[Figure dataset records]
◇ ◇ ◇ ◇ ◇

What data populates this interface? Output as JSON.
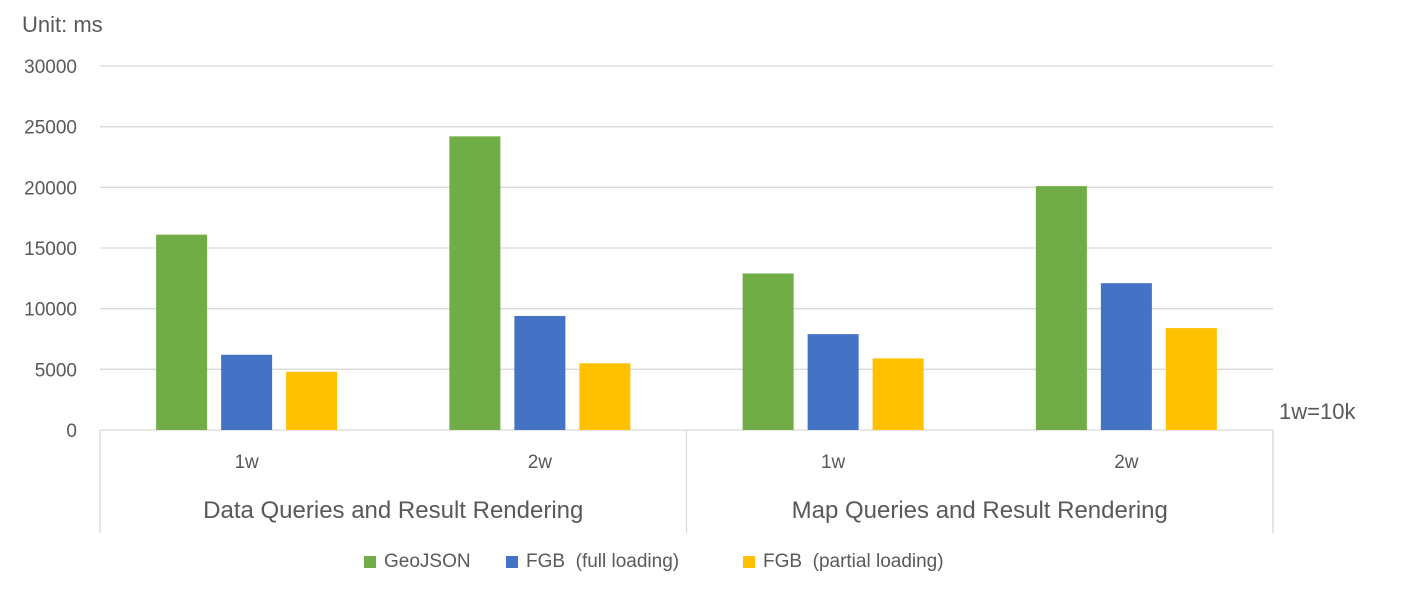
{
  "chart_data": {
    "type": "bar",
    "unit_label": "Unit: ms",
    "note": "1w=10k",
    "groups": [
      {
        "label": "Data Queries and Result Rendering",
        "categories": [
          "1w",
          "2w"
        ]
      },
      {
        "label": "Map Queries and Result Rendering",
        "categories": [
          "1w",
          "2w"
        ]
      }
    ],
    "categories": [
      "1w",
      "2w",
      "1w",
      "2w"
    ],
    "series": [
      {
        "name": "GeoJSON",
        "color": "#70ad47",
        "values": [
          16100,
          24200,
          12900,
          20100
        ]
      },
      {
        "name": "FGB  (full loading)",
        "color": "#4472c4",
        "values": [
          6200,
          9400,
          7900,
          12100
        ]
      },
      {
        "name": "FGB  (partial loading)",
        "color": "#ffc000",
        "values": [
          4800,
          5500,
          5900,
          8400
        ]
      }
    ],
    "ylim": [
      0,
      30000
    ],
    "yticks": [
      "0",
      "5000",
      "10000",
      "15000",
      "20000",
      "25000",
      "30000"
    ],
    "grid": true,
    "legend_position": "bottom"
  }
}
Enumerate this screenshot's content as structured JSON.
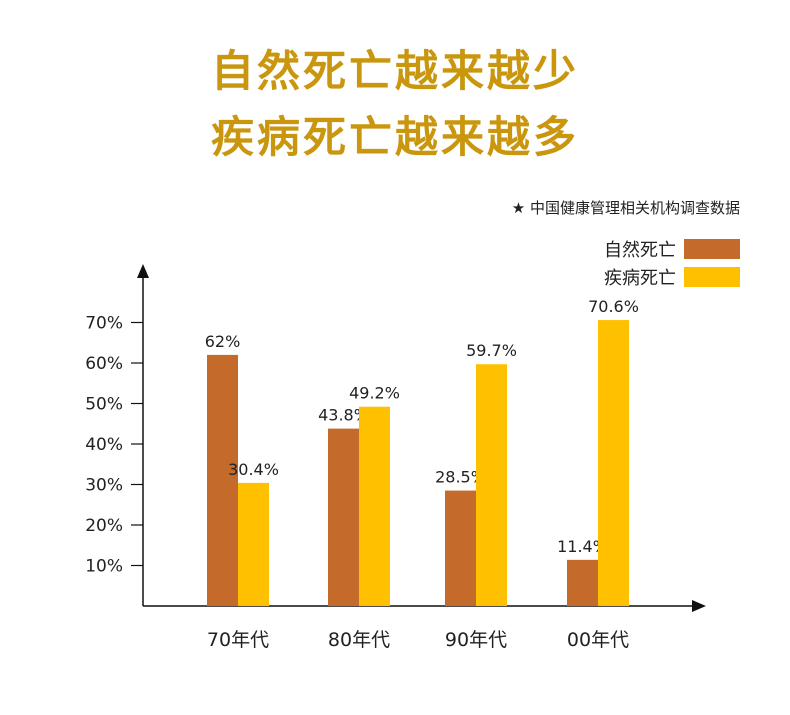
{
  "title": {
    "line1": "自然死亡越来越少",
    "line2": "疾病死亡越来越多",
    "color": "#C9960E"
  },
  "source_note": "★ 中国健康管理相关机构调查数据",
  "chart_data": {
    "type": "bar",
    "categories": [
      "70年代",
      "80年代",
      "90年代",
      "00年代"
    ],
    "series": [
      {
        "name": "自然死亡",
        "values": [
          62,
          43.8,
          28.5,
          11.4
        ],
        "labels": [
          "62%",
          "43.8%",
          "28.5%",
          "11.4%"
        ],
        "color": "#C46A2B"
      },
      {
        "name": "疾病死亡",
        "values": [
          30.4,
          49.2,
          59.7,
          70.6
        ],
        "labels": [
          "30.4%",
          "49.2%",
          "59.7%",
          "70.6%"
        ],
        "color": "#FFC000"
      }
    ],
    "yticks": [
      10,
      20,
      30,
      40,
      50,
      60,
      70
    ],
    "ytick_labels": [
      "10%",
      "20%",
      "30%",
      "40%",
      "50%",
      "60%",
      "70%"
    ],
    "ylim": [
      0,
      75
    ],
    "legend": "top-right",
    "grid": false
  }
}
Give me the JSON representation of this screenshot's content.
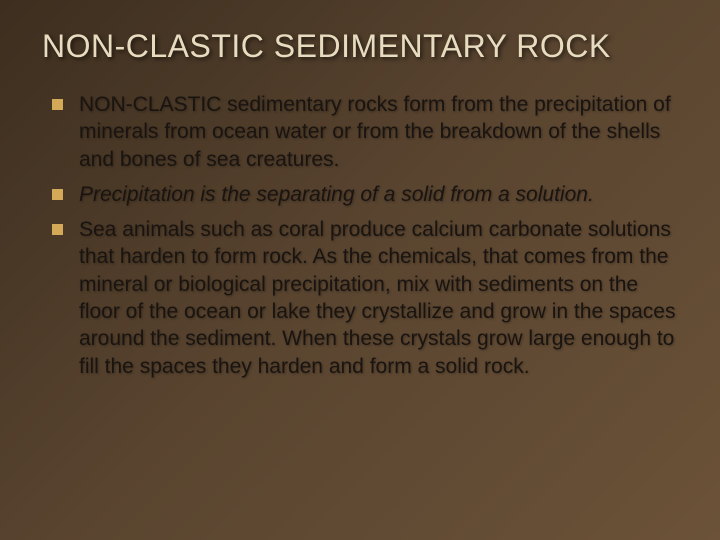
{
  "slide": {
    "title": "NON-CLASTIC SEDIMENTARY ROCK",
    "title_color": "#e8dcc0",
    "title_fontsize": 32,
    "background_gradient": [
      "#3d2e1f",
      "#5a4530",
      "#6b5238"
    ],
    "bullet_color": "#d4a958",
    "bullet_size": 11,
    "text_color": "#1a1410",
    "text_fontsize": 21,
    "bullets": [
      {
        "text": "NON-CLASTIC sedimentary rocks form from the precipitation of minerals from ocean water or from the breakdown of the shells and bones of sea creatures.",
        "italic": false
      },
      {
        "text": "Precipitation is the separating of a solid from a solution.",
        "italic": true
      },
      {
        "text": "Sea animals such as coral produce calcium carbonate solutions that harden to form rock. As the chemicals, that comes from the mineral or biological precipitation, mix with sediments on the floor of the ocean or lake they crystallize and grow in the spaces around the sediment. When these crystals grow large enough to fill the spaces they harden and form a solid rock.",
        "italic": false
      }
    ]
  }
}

◇ ◇ ◇ ◇ ◇

-- Task to complete --
Print the complete listing exactly, apart from any pictures.

-- Exercise answer --
What data populates this interface? Output as JSON.
{
  "chart_data": {
    "type": "bar",
    "unit_label": "Unit: ms",
    "note": "1w=10k",
    "groups": [
      {
        "label": "Data Queries and Result Rendering",
        "categories": [
          "1w",
          "2w"
        ]
      },
      {
        "label": "Map Queries and Result Rendering",
        "categories": [
          "1w",
          "2w"
        ]
      }
    ],
    "categories": [
      "1w",
      "2w",
      "1w",
      "2w"
    ],
    "series": [
      {
        "name": "GeoJSON",
        "color": "#70ad47",
        "values": [
          16100,
          24200,
          12900,
          20100
        ]
      },
      {
        "name": "FGB  (full loading)",
        "color": "#4472c4",
        "values": [
          6200,
          9400,
          7900,
          12100
        ]
      },
      {
        "name": "FGB  (partial loading)",
        "color": "#ffc000",
        "values": [
          4800,
          5500,
          5900,
          8400
        ]
      }
    ],
    "ylim": [
      0,
      30000
    ],
    "yticks": [
      "0",
      "5000",
      "10000",
      "15000",
      "20000",
      "25000",
      "30000"
    ],
    "grid": true,
    "legend_position": "bottom"
  }
}
Enumerate this screenshot's content as structured JSON.
{
  "title": {
    "line1": "自然死亡越来越少",
    "line2": "疾病死亡越来越多",
    "color": "#C9960E"
  },
  "source_note": "★ 中国健康管理相关机构调查数据",
  "chart_data": {
    "type": "bar",
    "categories": [
      "70年代",
      "80年代",
      "90年代",
      "00年代"
    ],
    "series": [
      {
        "name": "自然死亡",
        "values": [
          62,
          43.8,
          28.5,
          11.4
        ],
        "labels": [
          "62%",
          "43.8%",
          "28.5%",
          "11.4%"
        ],
        "color": "#C46A2B"
      },
      {
        "name": "疾病死亡",
        "values": [
          30.4,
          49.2,
          59.7,
          70.6
        ],
        "labels": [
          "30.4%",
          "49.2%",
          "59.7%",
          "70.6%"
        ],
        "color": "#FFC000"
      }
    ],
    "yticks": [
      10,
      20,
      30,
      40,
      50,
      60,
      70
    ],
    "ytick_labels": [
      "10%",
      "20%",
      "30%",
      "40%",
      "50%",
      "60%",
      "70%"
    ],
    "ylim": [
      0,
      75
    ],
    "legend": "top-right",
    "grid": false
  }
}
Give me the JSON representation of this screenshot's content.
{
  "slide": {
    "title": "NON-CLASTIC SEDIMENTARY ROCK",
    "title_color": "#e8dcc0",
    "title_fontsize": 32,
    "background_gradient": [
      "#3d2e1f",
      "#5a4530",
      "#6b5238"
    ],
    "bullet_color": "#d4a958",
    "bullet_size": 11,
    "text_color": "#1a1410",
    "text_fontsize": 21,
    "bullets": [
      {
        "text": "NON-CLASTIC sedimentary rocks form from the precipitation of minerals from ocean water or from the breakdown of the shells and bones of sea creatures.",
        "italic": false
      },
      {
        "text": "Precipitation is the separating of a solid from a solution.",
        "italic": true
      },
      {
        "text": "Sea animals such as coral produce calcium carbonate solutions that harden to form rock. As the chemicals, that comes from the mineral or biological precipitation, mix with sediments on the floor of the ocean or lake they crystallize and grow in the spaces around the sediment. When these crystals grow large enough to fill the spaces they harden and form a solid rock.",
        "italic": false
      }
    ]
  }
}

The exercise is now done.